◆ 待办任务
(a) 根据这段关于苏联解体的节选,回答下列问题:
(i) 作者说具有划时代意义的重大历史事件的诞生和发展常使自己想起什么?
(ii) 自统一国家毁灭以来,多少年间发表了无数回忆录?
(iii) 艾伦·杜勒斯是当着哪位美国总统发表那篇演说的?
(b) 请从这段关于苏联解体的节选的最后一句之后接着往下写。

◆ 文本节选
########################################
具有划时代意义的重大历史事件,其诞生和发展常使我想起一条河。人类生活的变化就跟一条河一样,有它的起源,有它的主河道,还有先后流入主河道的各条支流。它们把这条河变得越来越宽,越来越深,但同时也带来了一些有害的杂质。生活之流也像这条河一样,它逐渐积蓄着力量,临到末了,则或是由于以前取得的成果得到革新和改善而为人们带来欢乐,或是由于引发彻底毁灭而为人们带来悲哀。

苏联人民也曾有过类似的经验。自从统一国家毁灭以来,15年间发表了无数回忆录,出现了无数分析事件原委的著作。对于种种事件带来的后果、实现的手段、产生的原因以及未来生活的前景,每个人都有着自己的解释。

历史不过是时代的“人质”。人们往往只是简单地抄写历史,目的不外乎是再一次取媚于新一代统治者。但历史总有说出真相的一天。

动笔之始,我还得提起一个现在说来已经是60年前的文件——那就是美国中央情报局局长艾伦·杜勒斯当着美国总统杜鲁门在国际关系委员会上发表的一篇演说。1945年,他就已经明确地提出了瓦解苏联的目的、任务和手段:

战争将要结束,一切都会有办法弄妥,都会安排好。我们将倾其所有,拿出所有的黄金,全部物质力量,把人们塑造成我们需要的样子,让他们听我们的。

人的脑子,人的意识,是会变的。只要把脑子弄乱,我们就能不知不觉改变人们的价值观念,并迫使他们相信一种经过偷换的价值观念。用什么办法来做?我们一定要在俄罗斯内部找到同意我们思想意识的人,找到我们的同盟军。

一场就其规模而言无与伦比的悲剧——一个最不屈的人民遭到毁灭的悲剧——将会一幕接一幕地上演,他们的自我意识将无可挽回地走向消亡。比方说,我们将从文学和艺术中逐渐抹去他们的社会存在,我们将训练那些艺术家,打消他们想表现或者研究那些发生在人民群众深层的过程的兴趣。文学,戏剧,电影——一切都将表现和歌颂人类最卑劣的情感。我们将使用一切办法去支持和抬举一批所谓的艺术家,让他们往人类的意识中灌输性崇拜、暴力崇拜、暴虐狂崇拜、背叛行为崇拜,总之是对一切不道德行为的崇拜。在国家管理中,我们要制造混乱和无所适从……

我们将不知不觉地,但积极地和经常不断地促进官员们的恣意妄为,让他们贪贿无度,丧失原则。官僚主义和拖沓推诿将被视为善举,而诚信和正派将被人耻笑,变成人人所不齿和不合时宜的东西。无赖和无耻、欺骗和谎言、酗酒和吸毒、人防人赛过惧怕野兽、羞耻之心的缺失、叛卖、民族主义和民族仇恨,首先是对俄罗斯人民的仇恨——我们将以高超的手法,在不知不觉间把这一切都神圣化,让它绽放出绚丽之花……只有少数人,极少数人,才能感觉到或者认识到究竟发生了什么。但是我们会把这些人置于孤立无援的境地,把他们变成众人耻笑的对象;我们会找到毁谤他们的办法,宣布他们是社会渣滓。我们要把布尔什维克主义的根挖出来,把精神道德的基础庸俗化并加以清除。我们将以这种方法一代接一代地动摇和破坏列宁主义的狂热。我们要从青少年抓起,要把主要的赌注压在青年身上,要让它变质、发霉、腐烂。我们要把他们变成无耻之徒、庸人和世界主义者。我们一定要做到。
########################################
[边界框标注]
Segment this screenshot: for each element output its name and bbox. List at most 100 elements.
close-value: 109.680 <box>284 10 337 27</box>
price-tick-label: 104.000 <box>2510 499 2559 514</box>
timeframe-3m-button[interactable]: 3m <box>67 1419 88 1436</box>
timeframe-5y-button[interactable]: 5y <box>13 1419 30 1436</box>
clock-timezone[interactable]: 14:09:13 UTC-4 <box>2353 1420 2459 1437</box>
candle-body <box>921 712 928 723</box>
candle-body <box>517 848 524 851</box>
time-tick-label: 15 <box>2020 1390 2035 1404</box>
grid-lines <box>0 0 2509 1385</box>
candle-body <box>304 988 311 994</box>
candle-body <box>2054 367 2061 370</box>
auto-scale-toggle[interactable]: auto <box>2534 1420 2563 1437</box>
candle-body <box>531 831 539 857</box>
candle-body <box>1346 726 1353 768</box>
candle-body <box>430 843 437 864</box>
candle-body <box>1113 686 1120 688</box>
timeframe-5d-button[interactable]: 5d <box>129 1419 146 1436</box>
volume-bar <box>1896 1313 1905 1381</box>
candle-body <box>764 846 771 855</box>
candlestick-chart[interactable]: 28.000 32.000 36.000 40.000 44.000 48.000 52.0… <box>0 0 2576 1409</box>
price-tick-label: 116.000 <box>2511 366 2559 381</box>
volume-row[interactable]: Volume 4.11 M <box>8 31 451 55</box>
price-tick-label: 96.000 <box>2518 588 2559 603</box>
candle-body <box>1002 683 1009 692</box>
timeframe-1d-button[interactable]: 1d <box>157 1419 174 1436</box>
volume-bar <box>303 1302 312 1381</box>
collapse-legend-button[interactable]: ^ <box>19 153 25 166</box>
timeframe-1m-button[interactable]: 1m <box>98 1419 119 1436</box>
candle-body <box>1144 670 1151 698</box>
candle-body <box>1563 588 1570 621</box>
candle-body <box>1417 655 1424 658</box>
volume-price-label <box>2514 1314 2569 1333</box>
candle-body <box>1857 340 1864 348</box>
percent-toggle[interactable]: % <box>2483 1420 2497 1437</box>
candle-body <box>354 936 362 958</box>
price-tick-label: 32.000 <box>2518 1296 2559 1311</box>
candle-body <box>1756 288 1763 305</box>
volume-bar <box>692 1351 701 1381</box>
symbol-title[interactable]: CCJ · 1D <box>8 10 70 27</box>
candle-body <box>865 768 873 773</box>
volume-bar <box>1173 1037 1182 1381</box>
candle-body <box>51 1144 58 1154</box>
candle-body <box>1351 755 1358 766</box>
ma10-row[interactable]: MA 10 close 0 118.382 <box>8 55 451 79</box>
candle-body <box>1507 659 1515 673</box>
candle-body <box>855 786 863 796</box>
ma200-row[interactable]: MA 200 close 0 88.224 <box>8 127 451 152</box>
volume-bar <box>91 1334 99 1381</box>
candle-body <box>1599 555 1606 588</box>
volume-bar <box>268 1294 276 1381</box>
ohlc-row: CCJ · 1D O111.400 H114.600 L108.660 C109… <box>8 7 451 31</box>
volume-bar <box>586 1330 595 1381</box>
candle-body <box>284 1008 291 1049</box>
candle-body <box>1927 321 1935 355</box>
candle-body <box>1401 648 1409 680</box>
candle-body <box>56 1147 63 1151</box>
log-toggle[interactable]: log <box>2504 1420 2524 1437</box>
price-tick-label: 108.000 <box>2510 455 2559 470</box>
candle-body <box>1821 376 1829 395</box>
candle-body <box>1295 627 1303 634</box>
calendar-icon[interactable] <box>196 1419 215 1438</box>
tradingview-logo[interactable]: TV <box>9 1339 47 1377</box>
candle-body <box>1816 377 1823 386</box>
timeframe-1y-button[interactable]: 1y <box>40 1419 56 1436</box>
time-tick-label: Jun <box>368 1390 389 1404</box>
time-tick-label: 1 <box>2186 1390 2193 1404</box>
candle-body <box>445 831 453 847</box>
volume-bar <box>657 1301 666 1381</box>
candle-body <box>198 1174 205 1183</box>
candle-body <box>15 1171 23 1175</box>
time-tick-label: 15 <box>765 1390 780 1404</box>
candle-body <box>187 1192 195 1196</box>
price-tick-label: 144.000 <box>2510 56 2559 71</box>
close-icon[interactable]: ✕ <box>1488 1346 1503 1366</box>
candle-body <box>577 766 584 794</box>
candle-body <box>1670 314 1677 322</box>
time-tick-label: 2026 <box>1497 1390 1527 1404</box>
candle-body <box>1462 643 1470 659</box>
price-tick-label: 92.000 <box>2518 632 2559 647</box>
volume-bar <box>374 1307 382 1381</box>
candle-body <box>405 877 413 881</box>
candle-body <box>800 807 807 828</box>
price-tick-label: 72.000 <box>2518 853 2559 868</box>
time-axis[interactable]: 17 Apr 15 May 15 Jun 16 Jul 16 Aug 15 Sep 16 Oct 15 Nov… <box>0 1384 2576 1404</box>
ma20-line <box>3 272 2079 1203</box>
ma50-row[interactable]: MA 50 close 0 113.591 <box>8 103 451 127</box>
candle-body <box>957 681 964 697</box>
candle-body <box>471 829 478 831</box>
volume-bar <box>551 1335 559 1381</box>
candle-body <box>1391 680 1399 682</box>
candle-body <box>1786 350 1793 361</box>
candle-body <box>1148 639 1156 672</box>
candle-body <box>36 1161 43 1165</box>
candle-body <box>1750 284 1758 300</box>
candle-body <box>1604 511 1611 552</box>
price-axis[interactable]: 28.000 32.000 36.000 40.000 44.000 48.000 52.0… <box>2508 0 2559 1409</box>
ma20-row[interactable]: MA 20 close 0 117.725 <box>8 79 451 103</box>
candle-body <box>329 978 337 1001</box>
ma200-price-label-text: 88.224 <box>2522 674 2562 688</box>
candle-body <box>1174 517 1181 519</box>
########################################
◆ 各题答案
(a)
(i) 一条河。
(ii) 15年。
(iii) 杜鲁门。

(b)
40年后,一切果然这样发生了。西方,特别是美国,消灭苏维埃国家的目标果然完全实现了。不过,我当然绝不会以为,这样一个大国的悲剧性解体能够仅仅发生在外部因素的影响之下。如果内部没有一个实际上完全奉行苏联的敌人所树立的目标的“第五纵队”,而只靠外部力量,谁也不能把我们国家怎么样。这只要回想一下俄罗斯千百年来的历史,包括卫国战争那悲惨的时光和最后的胜利结局,就可以一目了然。

世界上最好的老师就是生活本身。生活告诉我们,所谓的民主变革实际上给我们带来了什么,特别是在千百万人民的社会经济地位方面。毫不奇怪,许多人都在越来越经常地问自己:难道真的需要这场改革吗?难道它真的是历史的必需和必然吗?而且,许多人很自然地怀着一种尊敬的心情回想起苏联时代——日子过得虽不富裕,但劳动、休息、教育、医疗服务、必要的社会福利等方面都能得到可靠的保障。

人们终于明白,原来第一拨“民主派”是厚颜无耻地欺骗了他们。那些家伙曾许诺很快就会过上天堂般的日子,而这些玫瑰色的甜言蜜语现已犹如朝雾般消散。还有一些人,他们在人民中只占很小一部分,现在要什么有什么,而且全是过去连想都不敢想的东西。不过这些东西实际上是直接从绝大多数人手里抢过来的。所以,许多人对“改革”的态度绝对是负面的。这是一个不得不承认的事实,它的悲惨之处更在于,从根本上来说,它是一种内心深处的迷失,而大众传媒却用尽了浑身解数来支持这种迷失。

问题在于,在许多人的眼里,戈尔巴乔夫的“改革”也好,盖达尔—丘拜斯—叶利钦的“激进改革”也好,它们都汇入了同一的过程,尽管就目的、社会经济内容和政治推动力而言,它们其实是相互对立的东西。他们之间的共同点只有一条,那就是“改革”的失败和垮台创造了消灭苏联和改变苏联社会政治制度的有利条件。

任何一个社会制度,如果能全面发展,经常不断地回应时代的新要求,那它就是一个足够稳定的制度。停滞是制度老化、制度毁灭的前兆。所以,苏联社会根据新时代的要求进行改革,就成为历史的需要和必然。它无疑应该早在几十年之前就开始,如果当时就去完成这样一个复杂的过程,无论是经济条件、社会条件还是其他条件,显然都要有利得多。但正如大家所了解的那样,这一过程直到1985年才到来,而它的道路上铺满的已经不是玫瑰,而是荆棘。我想细述的正是这个问题,即关于“改革”和“改革者”的悲剧,关于我国人民的大悲剧——当时,我身处这些事件的旋涡之中。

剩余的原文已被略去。